Leave the pictures out. Return all other data exactly.

Exercise input →
________

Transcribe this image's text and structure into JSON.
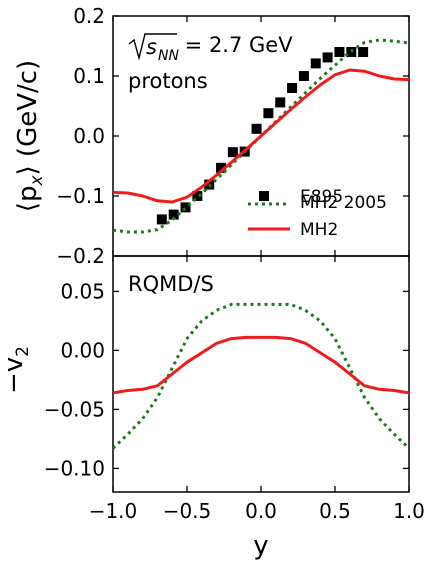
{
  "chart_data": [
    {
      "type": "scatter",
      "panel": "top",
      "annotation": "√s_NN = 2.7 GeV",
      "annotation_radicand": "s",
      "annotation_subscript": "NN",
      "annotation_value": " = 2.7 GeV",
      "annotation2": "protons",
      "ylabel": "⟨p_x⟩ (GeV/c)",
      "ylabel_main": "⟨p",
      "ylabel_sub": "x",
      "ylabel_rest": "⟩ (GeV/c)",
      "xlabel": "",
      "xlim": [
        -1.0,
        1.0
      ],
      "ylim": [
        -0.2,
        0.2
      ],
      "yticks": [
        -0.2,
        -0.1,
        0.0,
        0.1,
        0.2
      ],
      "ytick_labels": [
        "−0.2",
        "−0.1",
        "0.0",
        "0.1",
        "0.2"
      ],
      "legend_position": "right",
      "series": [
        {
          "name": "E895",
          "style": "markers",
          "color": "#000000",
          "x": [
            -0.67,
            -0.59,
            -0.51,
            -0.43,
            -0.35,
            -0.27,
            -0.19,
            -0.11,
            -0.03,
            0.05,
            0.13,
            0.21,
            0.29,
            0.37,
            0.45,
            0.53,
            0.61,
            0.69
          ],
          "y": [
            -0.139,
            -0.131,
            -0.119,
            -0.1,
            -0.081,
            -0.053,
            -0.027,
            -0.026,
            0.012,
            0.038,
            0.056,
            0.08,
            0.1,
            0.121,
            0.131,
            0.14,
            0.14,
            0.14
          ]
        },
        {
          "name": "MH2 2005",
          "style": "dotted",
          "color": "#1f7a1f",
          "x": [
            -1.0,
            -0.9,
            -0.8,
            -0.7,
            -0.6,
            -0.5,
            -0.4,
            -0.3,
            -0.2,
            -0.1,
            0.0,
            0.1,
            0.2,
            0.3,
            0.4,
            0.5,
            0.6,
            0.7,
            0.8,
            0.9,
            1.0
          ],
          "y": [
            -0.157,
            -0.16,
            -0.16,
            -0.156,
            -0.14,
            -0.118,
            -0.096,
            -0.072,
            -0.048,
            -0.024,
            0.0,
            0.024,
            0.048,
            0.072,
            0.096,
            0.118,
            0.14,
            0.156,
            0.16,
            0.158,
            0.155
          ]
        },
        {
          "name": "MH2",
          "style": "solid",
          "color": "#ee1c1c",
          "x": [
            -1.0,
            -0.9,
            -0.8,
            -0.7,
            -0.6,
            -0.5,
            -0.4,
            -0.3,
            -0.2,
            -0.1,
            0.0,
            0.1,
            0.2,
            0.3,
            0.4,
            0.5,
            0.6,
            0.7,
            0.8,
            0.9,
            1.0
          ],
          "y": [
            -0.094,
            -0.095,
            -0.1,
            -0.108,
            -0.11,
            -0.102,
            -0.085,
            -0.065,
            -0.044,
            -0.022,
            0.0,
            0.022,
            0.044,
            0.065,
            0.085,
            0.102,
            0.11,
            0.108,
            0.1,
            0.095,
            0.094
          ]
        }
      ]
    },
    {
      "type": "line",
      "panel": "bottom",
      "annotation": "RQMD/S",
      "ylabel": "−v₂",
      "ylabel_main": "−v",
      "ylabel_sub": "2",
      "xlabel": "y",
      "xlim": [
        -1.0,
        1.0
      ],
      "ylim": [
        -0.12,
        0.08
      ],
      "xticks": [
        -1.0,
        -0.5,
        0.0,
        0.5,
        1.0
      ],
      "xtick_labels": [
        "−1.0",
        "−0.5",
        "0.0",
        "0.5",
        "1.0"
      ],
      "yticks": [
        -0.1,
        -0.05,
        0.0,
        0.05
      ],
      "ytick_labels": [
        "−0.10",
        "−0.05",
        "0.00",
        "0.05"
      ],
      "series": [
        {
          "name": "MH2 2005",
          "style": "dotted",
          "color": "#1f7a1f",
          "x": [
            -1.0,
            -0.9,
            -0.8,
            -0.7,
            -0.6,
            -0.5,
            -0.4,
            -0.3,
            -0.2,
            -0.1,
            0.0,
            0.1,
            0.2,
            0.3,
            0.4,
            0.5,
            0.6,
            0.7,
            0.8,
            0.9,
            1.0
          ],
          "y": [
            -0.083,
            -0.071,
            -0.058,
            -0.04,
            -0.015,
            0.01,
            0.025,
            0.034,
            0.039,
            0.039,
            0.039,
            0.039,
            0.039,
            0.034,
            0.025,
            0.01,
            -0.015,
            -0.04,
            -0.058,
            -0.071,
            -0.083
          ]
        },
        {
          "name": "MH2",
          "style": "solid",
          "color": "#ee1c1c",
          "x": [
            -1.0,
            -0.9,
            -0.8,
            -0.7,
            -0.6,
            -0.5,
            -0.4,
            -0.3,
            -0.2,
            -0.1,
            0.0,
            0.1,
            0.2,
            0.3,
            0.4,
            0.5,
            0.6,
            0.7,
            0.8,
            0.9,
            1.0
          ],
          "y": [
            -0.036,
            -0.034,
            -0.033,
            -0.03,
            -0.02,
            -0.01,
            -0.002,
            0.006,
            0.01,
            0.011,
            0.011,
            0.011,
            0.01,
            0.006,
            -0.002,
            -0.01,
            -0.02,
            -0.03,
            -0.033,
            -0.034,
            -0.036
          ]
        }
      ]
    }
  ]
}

________

The completed task →
Transcribe this image's text and structure into JSON.
{
  "chart_data": [
    {
      "type": "scatter",
      "panel": "top",
      "annotation": "√s_NN = 2.7 GeV",
      "annotation_radicand": "s",
      "annotation_subscript": "NN",
      "annotation_value": " = 2.7 GeV",
      "annotation2": "protons",
      "ylabel": "⟨p_x⟩ (GeV/c)",
      "ylabel_main": "⟨p",
      "ylabel_sub": "x",
      "ylabel_rest": "⟩ (GeV/c)",
      "xlabel": "",
      "xlim": [
        -1.0,
        1.0
      ],
      "ylim": [
        -0.2,
        0.2
      ],
      "yticks": [
        -0.2,
        -0.1,
        0.0,
        0.1,
        0.2
      ],
      "ytick_labels": [
        "−0.2",
        "−0.1",
        "0.0",
        "0.1",
        "0.2"
      ],
      "legend_position": "right",
      "series": [
        {
          "name": "E895",
          "style": "markers",
          "color": "#000000",
          "x": [
            -0.67,
            -0.59,
            -0.51,
            -0.43,
            -0.35,
            -0.27,
            -0.19,
            -0.11,
            -0.03,
            0.05,
            0.13,
            0.21,
            0.29,
            0.37,
            0.45,
            0.53,
            0.61,
            0.69
          ],
          "y": [
            -0.139,
            -0.131,
            -0.119,
            -0.1,
            -0.081,
            -0.053,
            -0.027,
            -0.026,
            0.012,
            0.038,
            0.056,
            0.08,
            0.1,
            0.121,
            0.131,
            0.14,
            0.14,
            0.14
          ]
        },
        {
          "name": "MH2 2005",
          "style": "dotted",
          "color": "#1f7a1f",
          "x": [
            -1.0,
            -0.9,
            -0.8,
            -0.7,
            -0.6,
            -0.5,
            -0.4,
            -0.3,
            -0.2,
            -0.1,
            0.0,
            0.1,
            0.2,
            0.3,
            0.4,
            0.5,
            0.6,
            0.7,
            0.8,
            0.9,
            1.0
          ],
          "y": [
            -0.157,
            -0.16,
            -0.16,
            -0.156,
            -0.14,
            -0.118,
            -0.096,
            -0.072,
            -0.048,
            -0.024,
            0.0,
            0.024,
            0.048,
            0.072,
            0.096,
            0.118,
            0.14,
            0.156,
            0.16,
            0.158,
            0.155
          ]
        },
        {
          "name": "MH2",
          "style": "solid",
          "color": "#ee1c1c",
          "x": [
            -1.0,
            -0.9,
            -0.8,
            -0.7,
            -0.6,
            -0.5,
            -0.4,
            -0.3,
            -0.2,
            -0.1,
            0.0,
            0.1,
            0.2,
            0.3,
            0.4,
            0.5,
            0.6,
            0.7,
            0.8,
            0.9,
            1.0
          ],
          "y": [
            -0.094,
            -0.095,
            -0.1,
            -0.108,
            -0.11,
            -0.102,
            -0.085,
            -0.065,
            -0.044,
            -0.022,
            0.0,
            0.022,
            0.044,
            0.065,
            0.085,
            0.102,
            0.11,
            0.108,
            0.1,
            0.095,
            0.094
          ]
        }
      ]
    },
    {
      "type": "line",
      "panel": "bottom",
      "annotation": "RQMD/S",
      "ylabel": "−v₂",
      "ylabel_main": "−v",
      "ylabel_sub": "2",
      "xlabel": "y",
      "xlim": [
        -1.0,
        1.0
      ],
      "ylim": [
        -0.12,
        0.08
      ],
      "xticks": [
        -1.0,
        -0.5,
        0.0,
        0.5,
        1.0
      ],
      "xtick_labels": [
        "−1.0",
        "−0.5",
        "0.0",
        "0.5",
        "1.0"
      ],
      "yticks": [
        -0.1,
        -0.05,
        0.0,
        0.05
      ],
      "ytick_labels": [
        "−0.10",
        "−0.05",
        "0.00",
        "0.05"
      ],
      "series": [
        {
          "name": "MH2 2005",
          "style": "dotted",
          "color": "#1f7a1f",
          "x": [
            -1.0,
            -0.9,
            -0.8,
            -0.7,
            -0.6,
            -0.5,
            -0.4,
            -0.3,
            -0.2,
            -0.1,
            0.0,
            0.1,
            0.2,
            0.3,
            0.4,
            0.5,
            0.6,
            0.7,
            0.8,
            0.9,
            1.0
          ],
          "y": [
            -0.083,
            -0.071,
            -0.058,
            -0.04,
            -0.015,
            0.01,
            0.025,
            0.034,
            0.039,
            0.039,
            0.039,
            0.039,
            0.039,
            0.034,
            0.025,
            0.01,
            -0.015,
            -0.04,
            -0.058,
            -0.071,
            -0.083
          ]
        },
        {
          "name": "MH2",
          "style": "solid",
          "color": "#ee1c1c",
          "x": [
            -1.0,
            -0.9,
            -0.8,
            -0.7,
            -0.6,
            -0.5,
            -0.4,
            -0.3,
            -0.2,
            -0.1,
            0.0,
            0.1,
            0.2,
            0.3,
            0.4,
            0.5,
            0.6,
            0.7,
            0.8,
            0.9,
            1.0
          ],
          "y": [
            -0.036,
            -0.034,
            -0.033,
            -0.03,
            -0.02,
            -0.01,
            -0.002,
            0.006,
            0.01,
            0.011,
            0.011,
            0.011,
            0.01,
            0.006,
            -0.002,
            -0.01,
            -0.02,
            -0.03,
            -0.033,
            -0.034,
            -0.036
          ]
        }
      ]
    }
  ]
}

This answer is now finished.